• Short problem:
Search the data for the word "Always" and copy every line where it occurs.

[Part of a data file]
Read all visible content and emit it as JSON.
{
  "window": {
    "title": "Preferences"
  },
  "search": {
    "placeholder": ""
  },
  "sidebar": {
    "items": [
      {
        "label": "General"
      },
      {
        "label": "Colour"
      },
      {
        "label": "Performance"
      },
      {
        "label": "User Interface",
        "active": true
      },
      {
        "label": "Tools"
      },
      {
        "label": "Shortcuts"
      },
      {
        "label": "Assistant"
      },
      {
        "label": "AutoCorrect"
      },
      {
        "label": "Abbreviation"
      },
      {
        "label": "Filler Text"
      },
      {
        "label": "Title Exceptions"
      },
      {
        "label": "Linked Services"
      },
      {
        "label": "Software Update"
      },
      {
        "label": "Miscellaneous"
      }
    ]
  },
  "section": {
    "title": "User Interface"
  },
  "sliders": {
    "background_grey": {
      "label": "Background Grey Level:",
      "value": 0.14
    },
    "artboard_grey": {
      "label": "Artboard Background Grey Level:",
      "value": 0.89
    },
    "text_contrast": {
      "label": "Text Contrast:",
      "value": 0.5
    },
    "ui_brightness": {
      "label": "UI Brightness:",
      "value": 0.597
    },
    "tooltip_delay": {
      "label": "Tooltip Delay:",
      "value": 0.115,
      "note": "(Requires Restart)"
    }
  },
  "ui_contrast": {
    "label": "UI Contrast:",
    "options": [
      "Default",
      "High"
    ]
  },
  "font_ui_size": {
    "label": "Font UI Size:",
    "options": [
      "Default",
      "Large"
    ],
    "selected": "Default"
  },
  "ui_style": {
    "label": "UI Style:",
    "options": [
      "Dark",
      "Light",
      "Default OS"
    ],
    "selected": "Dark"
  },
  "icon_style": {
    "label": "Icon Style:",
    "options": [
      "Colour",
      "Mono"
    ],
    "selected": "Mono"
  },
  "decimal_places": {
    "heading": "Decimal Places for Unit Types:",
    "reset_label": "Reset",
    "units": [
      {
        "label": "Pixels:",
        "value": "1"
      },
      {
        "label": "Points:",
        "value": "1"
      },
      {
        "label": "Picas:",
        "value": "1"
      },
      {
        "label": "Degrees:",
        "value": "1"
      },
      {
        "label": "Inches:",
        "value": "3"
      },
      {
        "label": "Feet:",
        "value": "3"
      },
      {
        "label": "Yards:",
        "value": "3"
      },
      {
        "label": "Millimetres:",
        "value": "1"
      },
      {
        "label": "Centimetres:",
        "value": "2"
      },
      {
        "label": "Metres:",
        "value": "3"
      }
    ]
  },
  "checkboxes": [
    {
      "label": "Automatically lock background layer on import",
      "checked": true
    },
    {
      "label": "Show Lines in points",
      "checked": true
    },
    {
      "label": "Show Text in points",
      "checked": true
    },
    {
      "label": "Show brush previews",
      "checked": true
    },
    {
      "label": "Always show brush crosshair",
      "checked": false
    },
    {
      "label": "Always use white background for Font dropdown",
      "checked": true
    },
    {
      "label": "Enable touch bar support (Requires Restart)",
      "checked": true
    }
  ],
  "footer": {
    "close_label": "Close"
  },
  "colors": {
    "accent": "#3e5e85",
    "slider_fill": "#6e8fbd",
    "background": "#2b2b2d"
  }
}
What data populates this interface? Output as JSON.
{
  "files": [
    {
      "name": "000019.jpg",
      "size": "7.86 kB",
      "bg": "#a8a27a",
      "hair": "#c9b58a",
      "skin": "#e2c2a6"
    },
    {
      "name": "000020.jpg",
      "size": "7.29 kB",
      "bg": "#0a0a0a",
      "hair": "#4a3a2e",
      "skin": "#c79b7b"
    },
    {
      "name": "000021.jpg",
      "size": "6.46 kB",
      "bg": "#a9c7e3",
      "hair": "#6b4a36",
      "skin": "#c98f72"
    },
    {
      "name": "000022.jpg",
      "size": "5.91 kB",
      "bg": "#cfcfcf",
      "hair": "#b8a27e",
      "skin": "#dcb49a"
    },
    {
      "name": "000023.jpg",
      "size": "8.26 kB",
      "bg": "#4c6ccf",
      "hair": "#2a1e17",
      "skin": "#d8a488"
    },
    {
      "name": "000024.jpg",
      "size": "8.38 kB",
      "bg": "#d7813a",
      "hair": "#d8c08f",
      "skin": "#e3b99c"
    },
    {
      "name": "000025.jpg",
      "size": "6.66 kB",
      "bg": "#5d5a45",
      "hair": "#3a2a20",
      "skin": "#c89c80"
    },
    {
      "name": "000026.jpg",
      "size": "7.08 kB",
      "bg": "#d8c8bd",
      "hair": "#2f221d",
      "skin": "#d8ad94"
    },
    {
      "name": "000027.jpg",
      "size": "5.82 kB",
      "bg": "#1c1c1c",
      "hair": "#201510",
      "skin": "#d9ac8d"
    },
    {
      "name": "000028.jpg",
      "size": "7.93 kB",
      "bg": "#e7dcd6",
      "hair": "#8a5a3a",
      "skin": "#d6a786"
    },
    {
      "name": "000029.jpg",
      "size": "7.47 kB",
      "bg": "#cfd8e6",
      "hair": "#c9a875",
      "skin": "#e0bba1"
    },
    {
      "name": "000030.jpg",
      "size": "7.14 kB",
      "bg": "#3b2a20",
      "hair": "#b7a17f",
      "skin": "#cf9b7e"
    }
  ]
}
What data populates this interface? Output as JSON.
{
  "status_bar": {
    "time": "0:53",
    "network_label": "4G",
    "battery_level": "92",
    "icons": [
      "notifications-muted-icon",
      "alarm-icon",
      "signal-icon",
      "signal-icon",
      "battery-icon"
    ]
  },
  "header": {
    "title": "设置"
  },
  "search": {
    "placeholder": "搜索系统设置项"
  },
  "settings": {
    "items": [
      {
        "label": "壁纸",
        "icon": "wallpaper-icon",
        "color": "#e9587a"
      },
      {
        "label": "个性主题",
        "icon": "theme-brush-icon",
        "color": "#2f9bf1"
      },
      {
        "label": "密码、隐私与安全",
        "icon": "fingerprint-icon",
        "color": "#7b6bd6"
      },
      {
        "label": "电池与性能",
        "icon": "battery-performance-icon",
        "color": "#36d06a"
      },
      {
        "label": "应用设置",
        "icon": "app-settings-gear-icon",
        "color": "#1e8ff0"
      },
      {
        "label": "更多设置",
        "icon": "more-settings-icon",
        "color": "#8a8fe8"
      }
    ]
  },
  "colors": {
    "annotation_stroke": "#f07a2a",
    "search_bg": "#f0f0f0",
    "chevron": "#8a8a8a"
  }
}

• Solution for this problem:
      "label": "Always show brush crosshair",
      "label": "Always use white background for Font dropdown",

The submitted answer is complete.